◆ Data records:
+++
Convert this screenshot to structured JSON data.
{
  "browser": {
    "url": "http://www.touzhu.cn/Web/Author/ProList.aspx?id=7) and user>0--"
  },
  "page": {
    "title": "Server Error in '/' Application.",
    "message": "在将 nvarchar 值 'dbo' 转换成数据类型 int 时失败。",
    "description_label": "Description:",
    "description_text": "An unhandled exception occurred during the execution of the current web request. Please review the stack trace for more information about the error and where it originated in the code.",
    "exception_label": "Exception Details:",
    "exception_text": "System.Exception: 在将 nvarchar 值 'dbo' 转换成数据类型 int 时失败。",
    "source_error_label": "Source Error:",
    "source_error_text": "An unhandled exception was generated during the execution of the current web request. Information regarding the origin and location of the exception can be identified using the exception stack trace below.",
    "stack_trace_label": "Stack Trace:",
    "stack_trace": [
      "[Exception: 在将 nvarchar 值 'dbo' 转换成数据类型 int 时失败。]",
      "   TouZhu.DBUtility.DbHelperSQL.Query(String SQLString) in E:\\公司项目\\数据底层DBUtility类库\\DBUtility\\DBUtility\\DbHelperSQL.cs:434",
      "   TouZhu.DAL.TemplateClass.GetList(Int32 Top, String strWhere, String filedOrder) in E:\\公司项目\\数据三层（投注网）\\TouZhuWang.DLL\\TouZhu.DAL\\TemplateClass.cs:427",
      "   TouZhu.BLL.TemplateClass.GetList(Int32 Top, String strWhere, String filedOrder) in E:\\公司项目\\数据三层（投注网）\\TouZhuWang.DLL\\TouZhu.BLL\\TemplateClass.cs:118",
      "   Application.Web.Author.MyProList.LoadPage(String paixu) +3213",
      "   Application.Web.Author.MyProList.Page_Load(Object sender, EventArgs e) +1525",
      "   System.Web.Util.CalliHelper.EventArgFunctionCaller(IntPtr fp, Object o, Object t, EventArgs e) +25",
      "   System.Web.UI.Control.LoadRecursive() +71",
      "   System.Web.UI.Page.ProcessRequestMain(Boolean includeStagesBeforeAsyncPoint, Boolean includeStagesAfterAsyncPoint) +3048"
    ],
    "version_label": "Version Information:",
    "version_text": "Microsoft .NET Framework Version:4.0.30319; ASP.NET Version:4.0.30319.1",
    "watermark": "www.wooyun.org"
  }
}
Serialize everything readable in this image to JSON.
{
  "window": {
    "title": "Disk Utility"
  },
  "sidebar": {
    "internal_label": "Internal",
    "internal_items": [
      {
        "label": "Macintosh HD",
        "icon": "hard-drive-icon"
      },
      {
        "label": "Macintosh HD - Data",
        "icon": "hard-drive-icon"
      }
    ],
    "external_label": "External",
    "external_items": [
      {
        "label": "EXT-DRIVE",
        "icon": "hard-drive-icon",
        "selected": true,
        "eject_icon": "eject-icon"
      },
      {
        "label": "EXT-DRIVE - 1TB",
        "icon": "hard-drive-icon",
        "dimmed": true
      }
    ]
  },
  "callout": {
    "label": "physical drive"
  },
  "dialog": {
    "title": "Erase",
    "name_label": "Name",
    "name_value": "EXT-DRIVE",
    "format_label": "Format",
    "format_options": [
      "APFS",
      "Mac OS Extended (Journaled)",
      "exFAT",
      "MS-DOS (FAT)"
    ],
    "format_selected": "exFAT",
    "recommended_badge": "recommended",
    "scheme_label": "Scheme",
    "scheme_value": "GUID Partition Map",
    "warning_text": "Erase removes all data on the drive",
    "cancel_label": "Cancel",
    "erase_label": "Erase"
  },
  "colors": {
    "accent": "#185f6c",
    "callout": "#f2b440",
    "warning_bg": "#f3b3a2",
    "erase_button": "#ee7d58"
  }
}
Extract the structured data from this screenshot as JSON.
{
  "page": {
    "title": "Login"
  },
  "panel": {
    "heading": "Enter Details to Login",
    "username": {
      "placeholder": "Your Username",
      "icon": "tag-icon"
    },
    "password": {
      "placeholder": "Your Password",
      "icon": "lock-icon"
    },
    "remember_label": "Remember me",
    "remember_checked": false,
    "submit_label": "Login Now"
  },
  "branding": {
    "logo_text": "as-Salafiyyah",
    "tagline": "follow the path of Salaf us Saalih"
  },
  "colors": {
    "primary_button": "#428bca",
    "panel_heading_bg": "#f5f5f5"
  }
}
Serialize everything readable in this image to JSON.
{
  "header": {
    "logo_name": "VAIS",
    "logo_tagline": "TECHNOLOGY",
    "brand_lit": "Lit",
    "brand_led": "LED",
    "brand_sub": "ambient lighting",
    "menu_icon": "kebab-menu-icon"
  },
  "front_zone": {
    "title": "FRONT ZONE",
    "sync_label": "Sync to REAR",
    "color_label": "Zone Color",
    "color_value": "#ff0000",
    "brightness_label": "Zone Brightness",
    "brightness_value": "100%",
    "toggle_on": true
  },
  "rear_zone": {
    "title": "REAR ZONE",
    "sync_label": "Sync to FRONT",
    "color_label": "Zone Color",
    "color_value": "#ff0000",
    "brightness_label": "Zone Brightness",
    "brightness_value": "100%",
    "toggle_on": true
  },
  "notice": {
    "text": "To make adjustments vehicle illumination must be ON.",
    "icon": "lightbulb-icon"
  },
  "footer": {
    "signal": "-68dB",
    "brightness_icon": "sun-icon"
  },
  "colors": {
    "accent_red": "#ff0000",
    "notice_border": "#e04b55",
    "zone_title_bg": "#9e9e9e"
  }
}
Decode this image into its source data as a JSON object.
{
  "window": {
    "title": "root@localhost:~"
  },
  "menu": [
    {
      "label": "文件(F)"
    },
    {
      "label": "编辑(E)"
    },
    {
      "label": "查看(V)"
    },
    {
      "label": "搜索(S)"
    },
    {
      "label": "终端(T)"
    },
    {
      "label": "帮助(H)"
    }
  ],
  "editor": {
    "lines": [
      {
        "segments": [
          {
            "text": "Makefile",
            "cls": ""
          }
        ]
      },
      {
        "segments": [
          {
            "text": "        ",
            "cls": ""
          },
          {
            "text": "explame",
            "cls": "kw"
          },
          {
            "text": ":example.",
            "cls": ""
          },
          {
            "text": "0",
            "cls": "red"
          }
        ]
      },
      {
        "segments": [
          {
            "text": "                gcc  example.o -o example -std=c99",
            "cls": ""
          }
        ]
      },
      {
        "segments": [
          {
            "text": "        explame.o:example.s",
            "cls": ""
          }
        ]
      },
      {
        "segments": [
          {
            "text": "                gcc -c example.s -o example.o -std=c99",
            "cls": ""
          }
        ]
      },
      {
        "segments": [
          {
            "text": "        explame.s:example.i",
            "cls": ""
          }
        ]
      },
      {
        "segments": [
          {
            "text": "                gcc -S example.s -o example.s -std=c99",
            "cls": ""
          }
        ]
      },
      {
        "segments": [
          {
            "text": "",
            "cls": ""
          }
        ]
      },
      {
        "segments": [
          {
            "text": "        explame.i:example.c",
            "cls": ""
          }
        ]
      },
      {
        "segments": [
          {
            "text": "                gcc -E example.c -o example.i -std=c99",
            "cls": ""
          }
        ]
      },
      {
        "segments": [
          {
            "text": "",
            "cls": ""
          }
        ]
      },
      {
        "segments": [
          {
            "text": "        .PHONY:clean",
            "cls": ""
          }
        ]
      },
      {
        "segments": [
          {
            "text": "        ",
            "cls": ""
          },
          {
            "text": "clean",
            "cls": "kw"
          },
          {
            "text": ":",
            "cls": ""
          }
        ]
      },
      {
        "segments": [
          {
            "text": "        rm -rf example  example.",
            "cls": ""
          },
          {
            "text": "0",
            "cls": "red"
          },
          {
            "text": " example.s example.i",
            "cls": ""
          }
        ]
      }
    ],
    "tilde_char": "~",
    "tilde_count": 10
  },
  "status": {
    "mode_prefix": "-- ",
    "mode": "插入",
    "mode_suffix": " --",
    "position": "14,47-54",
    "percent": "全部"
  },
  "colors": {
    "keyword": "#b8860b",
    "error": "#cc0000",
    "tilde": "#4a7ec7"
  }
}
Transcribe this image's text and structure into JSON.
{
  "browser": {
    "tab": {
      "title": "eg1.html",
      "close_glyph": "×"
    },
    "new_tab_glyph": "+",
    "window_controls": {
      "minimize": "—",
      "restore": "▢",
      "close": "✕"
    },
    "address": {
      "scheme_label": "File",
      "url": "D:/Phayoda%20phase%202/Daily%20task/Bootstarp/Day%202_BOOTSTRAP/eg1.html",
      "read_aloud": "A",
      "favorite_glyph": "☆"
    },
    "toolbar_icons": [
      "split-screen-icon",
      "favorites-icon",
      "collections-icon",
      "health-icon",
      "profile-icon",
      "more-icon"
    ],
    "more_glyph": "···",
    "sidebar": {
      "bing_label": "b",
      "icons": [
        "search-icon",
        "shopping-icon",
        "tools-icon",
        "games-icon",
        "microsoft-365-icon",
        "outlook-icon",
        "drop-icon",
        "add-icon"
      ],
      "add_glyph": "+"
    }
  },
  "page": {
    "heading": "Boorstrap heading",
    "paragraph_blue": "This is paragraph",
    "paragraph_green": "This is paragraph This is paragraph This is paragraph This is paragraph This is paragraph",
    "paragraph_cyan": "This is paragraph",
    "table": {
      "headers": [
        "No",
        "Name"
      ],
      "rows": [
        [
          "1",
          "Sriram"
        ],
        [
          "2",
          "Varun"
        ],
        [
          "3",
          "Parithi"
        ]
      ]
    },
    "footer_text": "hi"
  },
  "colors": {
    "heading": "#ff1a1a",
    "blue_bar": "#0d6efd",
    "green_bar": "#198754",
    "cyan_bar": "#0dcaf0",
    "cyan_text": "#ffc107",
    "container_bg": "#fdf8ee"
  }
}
+++
◆ Directive:
The answer is one number: how many lines of the material above contain "Application".

◆ Output for this exercise:
3